§ **What to do**: Check every line of the entries that follow, and copy the ones containing "color".

━━ Input rows

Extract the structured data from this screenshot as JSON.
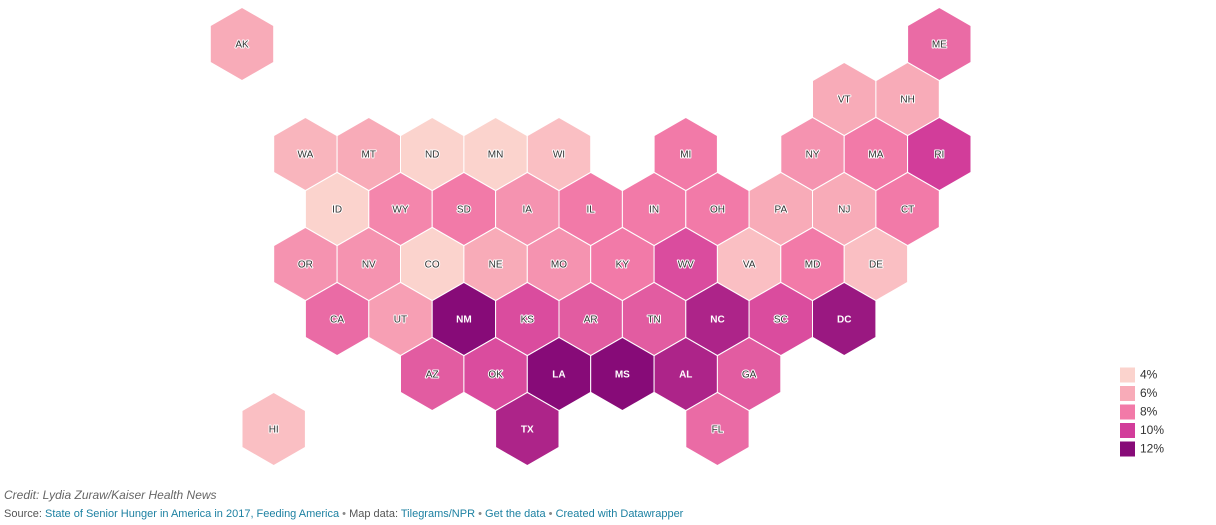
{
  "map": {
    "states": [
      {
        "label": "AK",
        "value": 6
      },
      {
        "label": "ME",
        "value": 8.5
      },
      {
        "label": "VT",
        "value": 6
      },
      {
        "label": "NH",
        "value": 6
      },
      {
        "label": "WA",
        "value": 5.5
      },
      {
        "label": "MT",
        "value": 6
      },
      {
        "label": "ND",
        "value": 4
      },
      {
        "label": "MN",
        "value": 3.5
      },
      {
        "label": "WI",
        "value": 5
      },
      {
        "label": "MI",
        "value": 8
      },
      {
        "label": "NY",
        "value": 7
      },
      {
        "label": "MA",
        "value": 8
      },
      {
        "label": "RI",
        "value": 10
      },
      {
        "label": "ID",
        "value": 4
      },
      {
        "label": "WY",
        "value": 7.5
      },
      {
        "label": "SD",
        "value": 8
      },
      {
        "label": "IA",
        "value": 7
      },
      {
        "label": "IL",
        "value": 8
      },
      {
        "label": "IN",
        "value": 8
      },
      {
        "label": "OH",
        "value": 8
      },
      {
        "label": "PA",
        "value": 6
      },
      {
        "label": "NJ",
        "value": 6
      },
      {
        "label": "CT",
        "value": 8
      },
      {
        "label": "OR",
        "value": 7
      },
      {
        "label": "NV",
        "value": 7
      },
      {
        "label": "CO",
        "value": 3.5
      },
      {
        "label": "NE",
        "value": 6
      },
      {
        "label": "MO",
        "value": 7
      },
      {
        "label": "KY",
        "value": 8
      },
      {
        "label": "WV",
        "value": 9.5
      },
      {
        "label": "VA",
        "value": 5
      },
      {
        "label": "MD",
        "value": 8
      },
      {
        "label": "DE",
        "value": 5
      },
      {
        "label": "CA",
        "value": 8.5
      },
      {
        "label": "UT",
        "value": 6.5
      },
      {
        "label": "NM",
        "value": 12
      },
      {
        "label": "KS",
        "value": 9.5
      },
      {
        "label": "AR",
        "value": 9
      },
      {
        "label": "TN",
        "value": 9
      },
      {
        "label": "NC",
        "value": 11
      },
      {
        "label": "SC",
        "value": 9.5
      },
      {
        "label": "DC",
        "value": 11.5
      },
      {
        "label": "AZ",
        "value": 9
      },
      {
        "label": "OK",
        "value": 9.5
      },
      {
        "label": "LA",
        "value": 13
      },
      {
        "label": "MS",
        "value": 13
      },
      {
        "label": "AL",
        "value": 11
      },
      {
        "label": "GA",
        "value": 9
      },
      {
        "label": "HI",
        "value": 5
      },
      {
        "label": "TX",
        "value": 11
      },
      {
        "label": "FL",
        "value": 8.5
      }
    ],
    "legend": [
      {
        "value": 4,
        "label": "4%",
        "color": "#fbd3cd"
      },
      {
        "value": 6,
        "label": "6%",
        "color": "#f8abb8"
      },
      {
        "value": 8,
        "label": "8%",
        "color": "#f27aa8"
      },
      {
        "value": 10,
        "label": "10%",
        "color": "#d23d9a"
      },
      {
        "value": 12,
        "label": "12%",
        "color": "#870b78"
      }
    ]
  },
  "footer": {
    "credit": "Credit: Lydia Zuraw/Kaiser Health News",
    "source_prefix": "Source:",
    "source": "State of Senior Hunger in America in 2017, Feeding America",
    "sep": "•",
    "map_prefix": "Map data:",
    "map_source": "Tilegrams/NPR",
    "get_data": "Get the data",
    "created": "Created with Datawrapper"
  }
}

━━━━

§ **Solution to this exercise**:
        "color": "#fbd3cd"
        "color": "#f8abb8"
        "color": "#f27aa8"
        "color": "#d23d9a"
        "color": "#870b78"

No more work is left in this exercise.